> [TASK GOAL]
Below are the records; collect from them each line containing the string "name".

> [SOURCE MATERIAL]

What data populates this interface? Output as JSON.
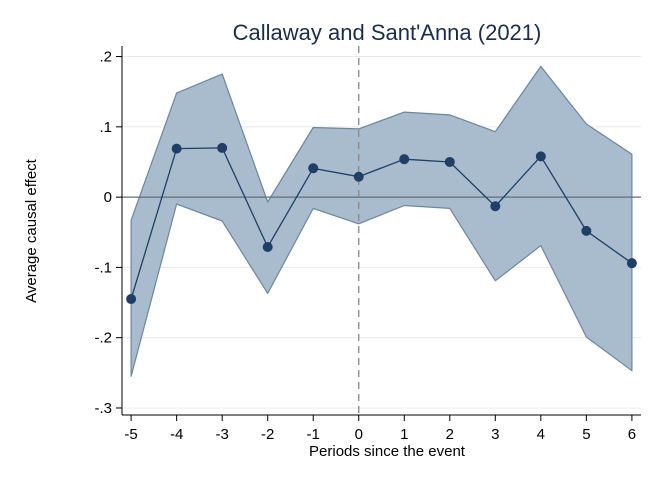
{
  "chart_data": {
    "type": "line",
    "title": "Callaway and Sant'Anna (2021)",
    "xlabel": "Periods since the event",
    "ylabel": "Average causal effect",
    "x": [
      -5,
      -4,
      -3,
      -2,
      -1,
      0,
      1,
      2,
      3,
      4,
      5,
      6
    ],
    "x_tick_labels": [
      "-5",
      "-4",
      "-3",
      "-2",
      "-1",
      "0",
      "1",
      "2",
      "3",
      "4",
      "5",
      "6"
    ],
    "y_ticks": [
      -0.3,
      -0.2,
      -0.1,
      0,
      0.1,
      0.2
    ],
    "y_tick_labels": [
      "-.3",
      "-.2",
      "-.1",
      "0",
      ".1",
      ".2"
    ],
    "xlim": [
      -5.2,
      6.2
    ],
    "ylim": [
      -0.31,
      0.215
    ],
    "series": [
      {
        "values": [
          -0.145,
          0.069,
          0.07,
          -0.071,
          0.041,
          0.029,
          0.054,
          0.05,
          -0.013,
          0.058,
          -0.048,
          -0.094
        ],
        "ci_upper": [
          -0.033,
          0.148,
          0.175,
          -0.007,
          0.099,
          0.097,
          0.121,
          0.117,
          0.093,
          0.186,
          0.104,
          0.061
        ],
        "ci_lower": [
          -0.255,
          -0.01,
          -0.034,
          -0.137,
          -0.016,
          -0.038,
          -0.012,
          -0.016,
          -0.119,
          -0.069,
          -0.199,
          -0.247
        ]
      }
    ],
    "reference_lines": {
      "horizontal_y": 0,
      "vertical_x": 0,
      "vertical_style": "dashed"
    },
    "grid": "horizontal",
    "colors": {
      "line": "#1f3f66",
      "marker": "#1f3f66",
      "band_fill": "#a9bccd",
      "band_edge": "#6b86a0",
      "title": "#1a2d4d",
      "grid": "#eaeaea",
      "reference": "#5f6f7f"
    }
  }
}
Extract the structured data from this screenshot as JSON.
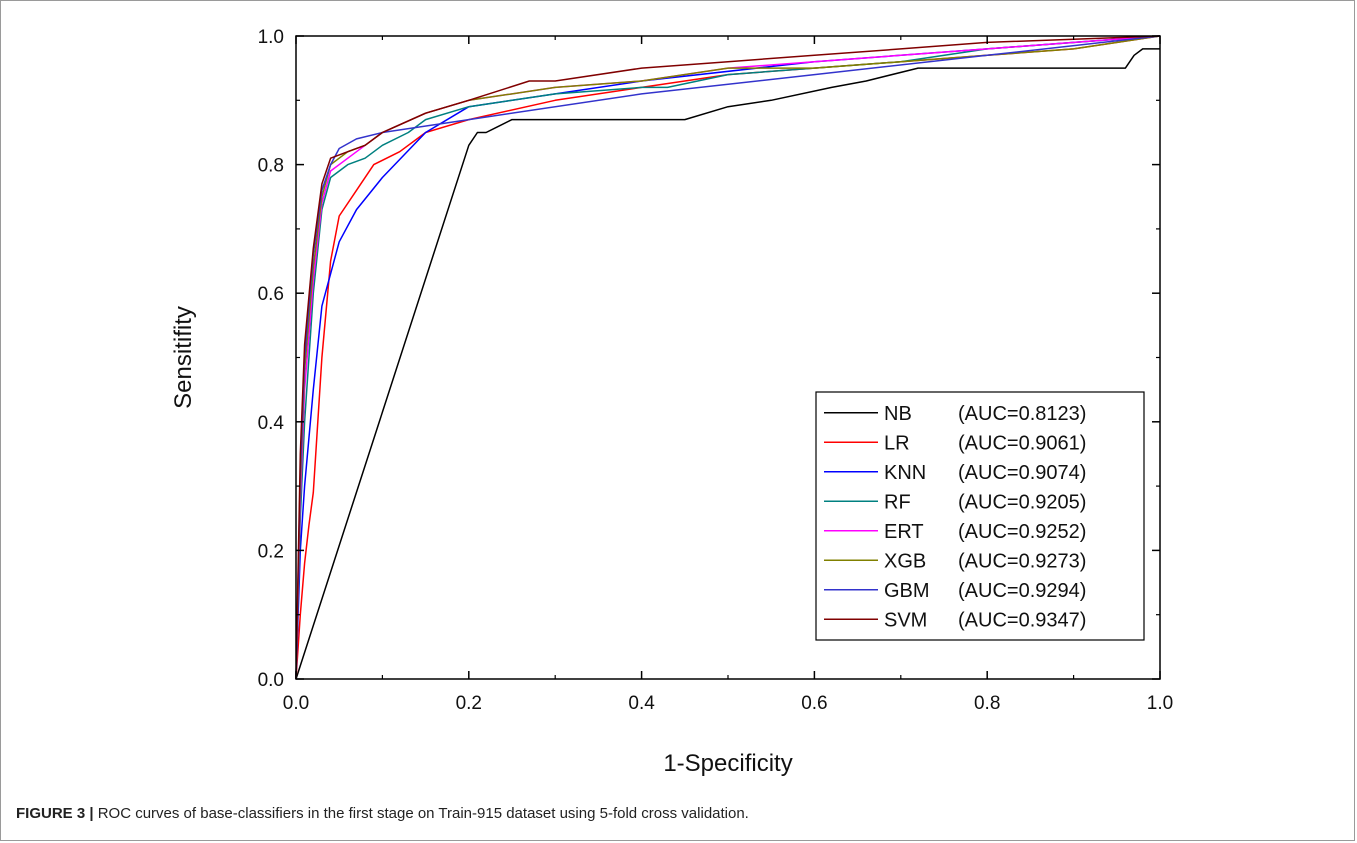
{
  "caption": {
    "label": "FIGURE 3 |",
    "text": " ROC curves of base-classifiers in the first stage on Train-915 dataset using 5-fold cross validation."
  },
  "chart_data": {
    "type": "line",
    "xlabel": "1-Specificity",
    "ylabel": "Sensitifity",
    "xlim": [
      0,
      1
    ],
    "ylim": [
      0,
      1
    ],
    "xticks": [
      "0.0",
      "0.2",
      "0.4",
      "0.6",
      "0.8",
      "1.0"
    ],
    "yticks": [
      "0.0",
      "0.2",
      "0.4",
      "0.6",
      "0.8",
      "1.0"
    ],
    "grid": false,
    "legend_position": "bottom-right",
    "series": [
      {
        "name": "NB",
        "auc": "(AUC=0.8123)",
        "color": "#000000",
        "x": [
          0,
          0.2,
          0.21,
          0.22,
          0.25,
          0.45,
          0.5,
          0.55,
          0.62,
          0.66,
          0.72,
          0.8,
          0.96,
          0.97,
          0.98,
          1.0
        ],
        "y": [
          0,
          0.83,
          0.85,
          0.85,
          0.87,
          0.87,
          0.89,
          0.9,
          0.92,
          0.93,
          0.95,
          0.95,
          0.95,
          0.97,
          0.98,
          0.98
        ]
      },
      {
        "name": "LR",
        "auc": "(AUC=0.9061)",
        "color": "#ff0000",
        "x": [
          0,
          0.005,
          0.01,
          0.015,
          0.02,
          0.03,
          0.04,
          0.05,
          0.07,
          0.09,
          0.12,
          0.15,
          0.2,
          0.3,
          0.4,
          0.5,
          0.6,
          0.7,
          0.8,
          0.9,
          1.0
        ],
        "y": [
          0,
          0.1,
          0.18,
          0.24,
          0.29,
          0.5,
          0.65,
          0.72,
          0.76,
          0.8,
          0.82,
          0.85,
          0.87,
          0.9,
          0.92,
          0.94,
          0.95,
          0.96,
          0.97,
          0.98,
          1.0
        ]
      },
      {
        "name": "KNN",
        "auc": "(AUC=0.9074)",
        "color": "#0000ff",
        "x": [
          0,
          0.005,
          0.01,
          0.02,
          0.03,
          0.05,
          0.07,
          0.1,
          0.15,
          0.2,
          0.3,
          0.4,
          0.6,
          0.8,
          1.0
        ],
        "y": [
          0,
          0.2,
          0.3,
          0.45,
          0.58,
          0.68,
          0.73,
          0.78,
          0.85,
          0.89,
          0.91,
          0.93,
          0.96,
          0.98,
          1.0
        ]
      },
      {
        "name": "RF",
        "auc": "(AUC=0.9205)",
        "color": "#008080",
        "x": [
          0,
          0.005,
          0.01,
          0.02,
          0.03,
          0.04,
          0.06,
          0.08,
          0.1,
          0.13,
          0.15,
          0.2,
          0.3,
          0.4,
          0.43,
          0.5,
          0.6,
          0.7,
          0.8,
          0.9,
          1.0
        ],
        "y": [
          0,
          0.25,
          0.4,
          0.6,
          0.73,
          0.78,
          0.8,
          0.81,
          0.83,
          0.85,
          0.87,
          0.89,
          0.91,
          0.92,
          0.92,
          0.94,
          0.95,
          0.96,
          0.98,
          0.99,
          1.0
        ]
      },
      {
        "name": "ERT",
        "auc": "(AUC=0.9252)",
        "color": "#ff00ff",
        "x": [
          0,
          0.005,
          0.01,
          0.02,
          0.03,
          0.04,
          0.06,
          0.08,
          0.1,
          0.15,
          0.2,
          0.3,
          0.4,
          0.5,
          0.6,
          0.7,
          0.8,
          0.9,
          1.0
        ],
        "y": [
          0,
          0.28,
          0.45,
          0.62,
          0.74,
          0.79,
          0.81,
          0.83,
          0.85,
          0.88,
          0.9,
          0.92,
          0.93,
          0.95,
          0.96,
          0.97,
          0.98,
          0.99,
          1.0
        ]
      },
      {
        "name": "XGB",
        "auc": "(AUC=0.9273)",
        "color": "#808000",
        "x": [
          0,
          0.005,
          0.01,
          0.02,
          0.03,
          0.04,
          0.06,
          0.08,
          0.1,
          0.15,
          0.2,
          0.3,
          0.4,
          0.5,
          0.6,
          0.7,
          0.8,
          0.9,
          1.0
        ],
        "y": [
          0,
          0.3,
          0.48,
          0.64,
          0.75,
          0.8,
          0.82,
          0.83,
          0.85,
          0.88,
          0.9,
          0.92,
          0.93,
          0.95,
          0.95,
          0.96,
          0.97,
          0.98,
          1.0
        ]
      },
      {
        "name": "GBM",
        "auc": "(AUC=0.9294)",
        "color": "#3333cc",
        "x": [
          0,
          0.005,
          0.01,
          0.02,
          0.03,
          0.04,
          0.05,
          0.07,
          0.1,
          0.2,
          0.4,
          0.6,
          0.8,
          1.0
        ],
        "y": [
          0,
          0.32,
          0.5,
          0.66,
          0.76,
          0.8,
          0.825,
          0.84,
          0.85,
          0.87,
          0.91,
          0.94,
          0.97,
          1.0
        ]
      },
      {
        "name": "SVM",
        "auc": "(AUC=0.9347)",
        "color": "#800000",
        "x": [
          0,
          0.005,
          0.01,
          0.02,
          0.03,
          0.04,
          0.06,
          0.08,
          0.1,
          0.15,
          0.2,
          0.27,
          0.3,
          0.4,
          0.5,
          0.6,
          0.7,
          0.8,
          0.9,
          1.0
        ],
        "y": [
          0,
          0.35,
          0.52,
          0.67,
          0.77,
          0.81,
          0.82,
          0.83,
          0.85,
          0.88,
          0.9,
          0.93,
          0.93,
          0.95,
          0.96,
          0.97,
          0.98,
          0.99,
          0.995,
          1.0
        ]
      }
    ]
  }
}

> [RESULT]
        "name": "NB",
        "name": "LR",
        "name": "KNN",
        "name": "RF",
        "name": "ERT",
        "name": "XGB",
        "name": "GBM",
        "name": "SVM",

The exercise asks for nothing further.